#### Objective:
Only lines holding the word "screenshot" should be copied from the material.
start Dataset excerpts
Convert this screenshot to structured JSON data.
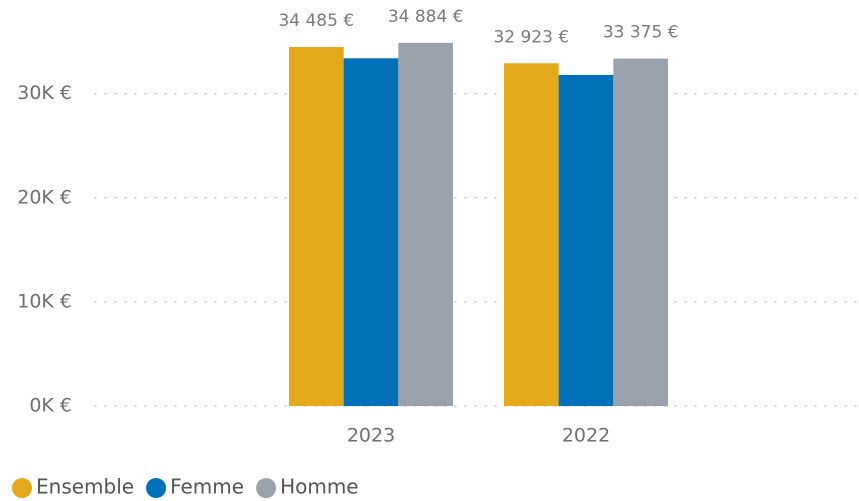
{
  "chart_data": {
    "type": "bar",
    "categories": [
      "2023",
      "2022"
    ],
    "series": [
      {
        "name": "Ensemble",
        "color": "#e3a91a",
        "values": [
          34485,
          32923
        ],
        "value_labels": [
          "34 485 €",
          "32 923 €"
        ]
      },
      {
        "name": "Femme",
        "color": "#0070b8",
        "values": [
          33400,
          31800
        ]
      },
      {
        "name": "Homme",
        "color": "#9aa3ad",
        "values": [
          34884,
          33375
        ],
        "value_labels": [
          "34 884 €",
          "33 375 €"
        ]
      }
    ],
    "ylim": [
      0,
      39000
    ],
    "yticks": [
      {
        "value": 0,
        "label": "0K €"
      },
      {
        "value": 10000,
        "label": "10K €"
      },
      {
        "value": 20000,
        "label": "20K €"
      },
      {
        "value": 30000,
        "label": "30K €"
      }
    ],
    "grid": true,
    "legend": "bottom-left"
  }
}
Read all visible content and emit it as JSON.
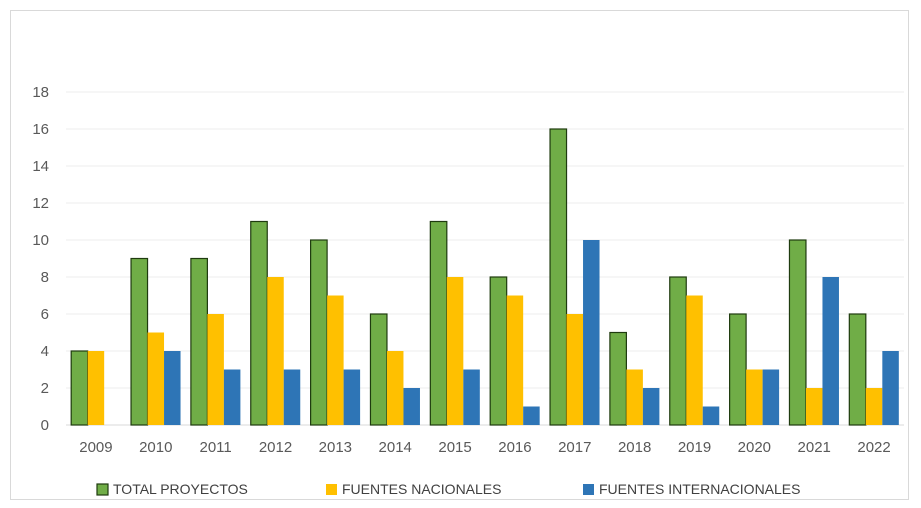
{
  "chart_data": {
    "type": "bar",
    "title": "",
    "xlabel": "",
    "ylabel": "",
    "categories": [
      "2009",
      "2010",
      "2011",
      "2012",
      "2013",
      "2014",
      "2015",
      "2016",
      "2017",
      "2018",
      "2019",
      "2020",
      "2021",
      "2022"
    ],
    "series": [
      {
        "name": "TOTAL PROYECTOS",
        "color": "#70ad47",
        "values": [
          4,
          9,
          9,
          11,
          10,
          6,
          11,
          8,
          16,
          5,
          8,
          6,
          10,
          6
        ]
      },
      {
        "name": "FUENTES NACIONALES",
        "color": "#ffc000",
        "values": [
          4,
          5,
          6,
          8,
          7,
          4,
          8,
          7,
          6,
          3,
          7,
          3,
          2,
          2
        ]
      },
      {
        "name": "FUENTES INTERNACIONALES",
        "color": "#2e75b6",
        "values": [
          0,
          4,
          3,
          3,
          3,
          2,
          3,
          1,
          10,
          2,
          1,
          3,
          8,
          4
        ]
      }
    ],
    "ylim": [
      0,
      18
    ],
    "yticks": [
      0,
      2,
      4,
      6,
      8,
      10,
      12,
      14,
      16,
      18
    ],
    "grid": true,
    "legend_position": "bottom"
  }
}
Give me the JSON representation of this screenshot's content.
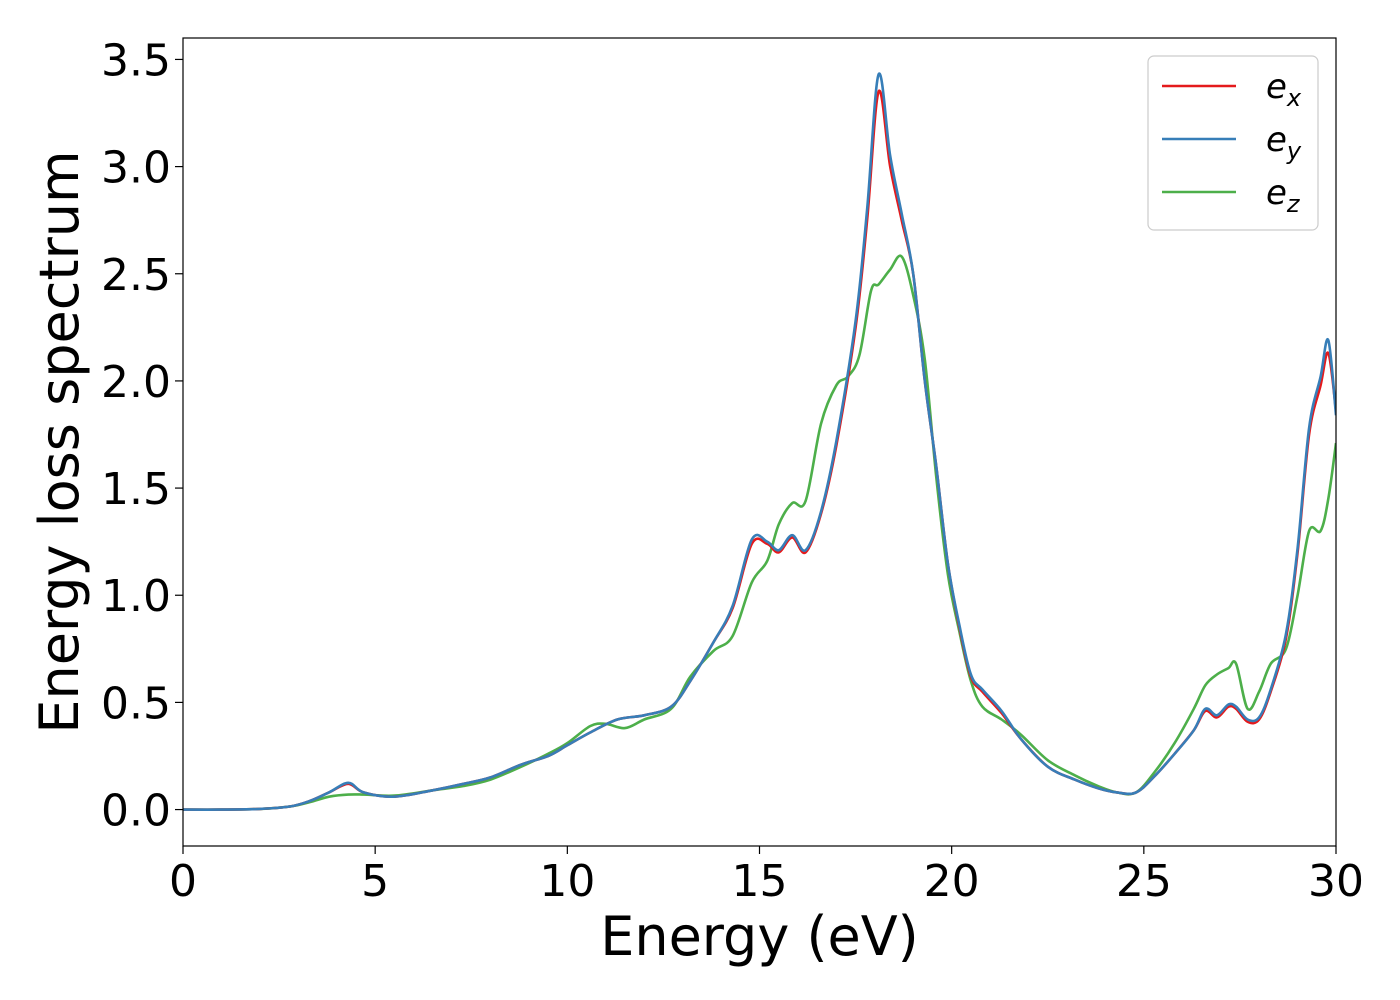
end Dataset excerpts
#### Result of this task:
Convert this screenshot to structured JSON data.
Give me the JSON representation of this screenshot's content.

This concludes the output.